::: Record extracts :::

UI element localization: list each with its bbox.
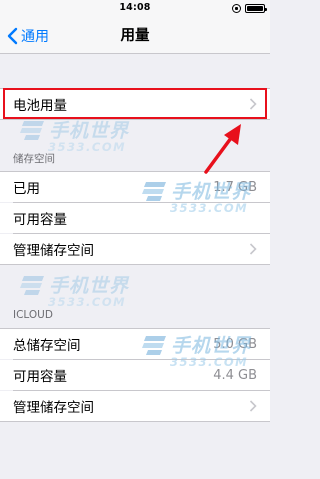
watermark-mark-icon [142,181,166,201]
icloud-available-value: 4.4 GB [213,367,257,383]
watermark-logo: 手机世界 3533.COM [20,116,129,154]
battery-icon [245,4,267,13]
watermark-domain: 3533.COM [48,295,127,309]
watermark-logo: 手机世界 3533.COM [142,177,251,215]
highlight-box [3,88,267,119]
watermark-brand: 手机世界 [49,275,130,297]
navigation-bar: 用量 通用 [0,18,270,54]
back-button[interactable]: 通用 [6,18,49,54]
chevron-right-icon [249,400,257,412]
watermark-logo: 手机世界 3533.COM [20,271,129,309]
chevron-left-icon [7,27,18,45]
rotation-lock-icon [232,4,241,13]
manage-storage-row[interactable]: 管理储存空间 [0,234,270,264]
watermark-logo: 手机世界 3533.COM [142,331,251,369]
watermark-mark-icon [142,335,166,355]
status-icons [232,4,267,13]
icloud-manage-storage-row[interactable]: 管理储存空间 [0,391,270,421]
watermark-domain: 3533.COM [48,140,127,154]
watermark-mark-icon [20,120,44,140]
back-button-label: 通用 [21,29,49,45]
manage-storage-label: 管理储存空间 [13,243,94,259]
group-border [0,421,270,422]
watermark-brand: 手机世界 [49,120,130,142]
watermark-brand: 手机世界 [171,181,252,203]
watermark-domain: 3533.COM [170,201,249,215]
group-border [0,264,270,265]
chevron-right-icon [249,243,257,255]
icloud-section-header: ICLOUD [13,309,53,321]
status-bar: 14:08 [0,0,270,18]
watermark-brand: 手机世界 [171,335,252,357]
watermark-domain: 3533.COM [170,355,249,369]
watermark-mark-icon [20,275,44,295]
icloud-manage-storage-label: 管理储存空间 [13,400,94,416]
status-time: 14:08 [119,2,151,13]
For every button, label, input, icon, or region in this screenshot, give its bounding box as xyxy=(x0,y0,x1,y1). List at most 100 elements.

:::

* [Given exercise]: Rewrite everything from the line containing "watermark-mark-icon [142,181,166,201]" down to the line containing "back-button-label: 通用 [21,29,49,45]", changing "watermark-logo" to "watermark-banner" and keeping everything else the same.

* [Answer]:
watermark-mark-icon [142,181,166,201]
icloud-available-value: 4.4 GB [213,367,257,383]
watermark-banner: 手机世界 3533.COM [20,116,129,154]
battery-icon [245,4,267,13]
watermark-domain: 3533.COM [48,295,127,309]
watermark-banner: 手机世界 3533.COM [142,177,251,215]
highlight-box [3,88,267,119]
watermark-brand: 手机世界 [49,275,130,297]
navigation-bar: 用量 通用 [0,18,270,54]
back-button[interactable]: 通用 [6,18,49,54]
chevron-right-icon [249,400,257,412]
watermark-banner: 手机世界 3533.COM [20,271,129,309]
chevron-left-icon [7,27,18,45]
rotation-lock-icon [232,4,241,13]
manage-storage-row[interactable]: 管理储存空间 [0,234,270,264]
watermark-banner: 手机世界 3533.COM [142,331,251,369]
watermark-mark-icon [142,335,166,355]
status-icons [232,4,267,13]
icloud-manage-storage-row[interactable]: 管理储存空间 [0,391,270,421]
watermark-domain: 3533.COM [48,140,127,154]
watermark-mark-icon [20,120,44,140]
back-button-label: 通用 [21,29,49,45]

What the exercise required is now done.